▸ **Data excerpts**
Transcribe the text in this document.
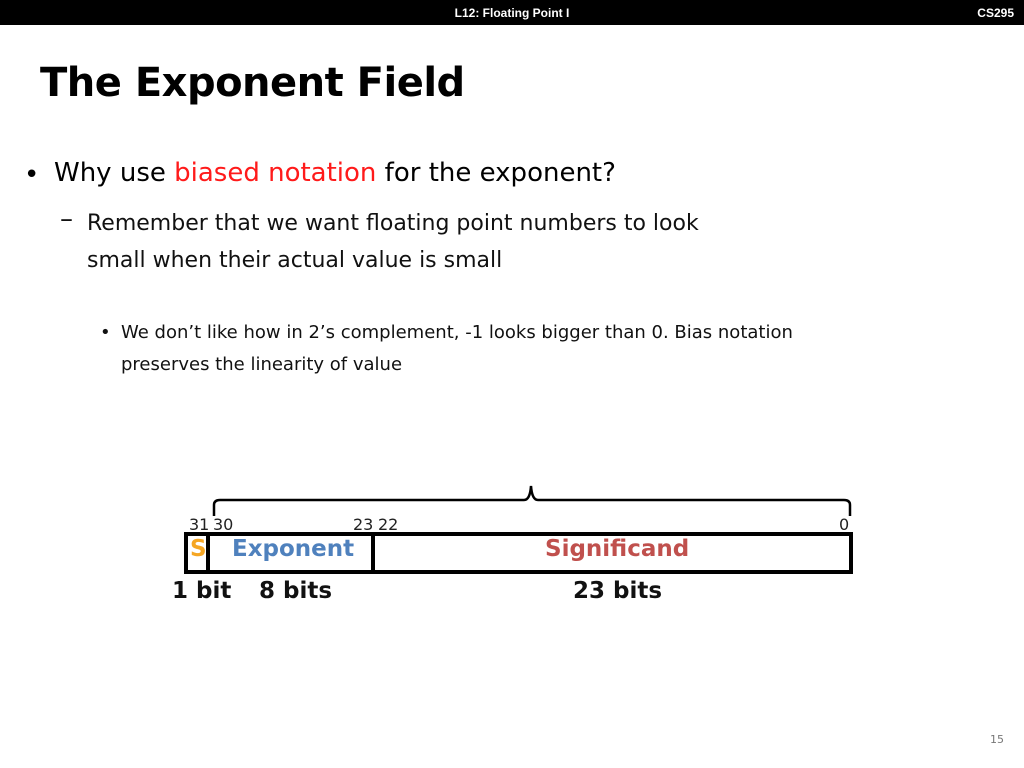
L12: Floating Point I	CS295
The Exponent Field
• Why use biased notation for the exponent?
– Remember that we want floating point numbers to look small when their actual value is small
• We don’t like how in 2’s complement, -1 looks bigger than 0. Bias notation preserves the linearity of value
31 30	23 22	0
S Exponent	Significand
1 bit 8 bits	23 bits
15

▸ **Written request**
Extract the text of all the records above verbatim, excluding pictures.

▸ **Answer to this exercise**
Transcribe the text in this document.
L12: Floating Point I	CS295
The Exponent Field
• Why use biased notation for the exponent?
– Remember that we want floating point numbers to look small when their actual value is small
• We don’t like how in 2’s complement, -1 looks bigger than 0. Bias notation preserves the linearity of value
31 30	23 22	0
S Exponent	Significand
1 bit 8 bits	23 bits
15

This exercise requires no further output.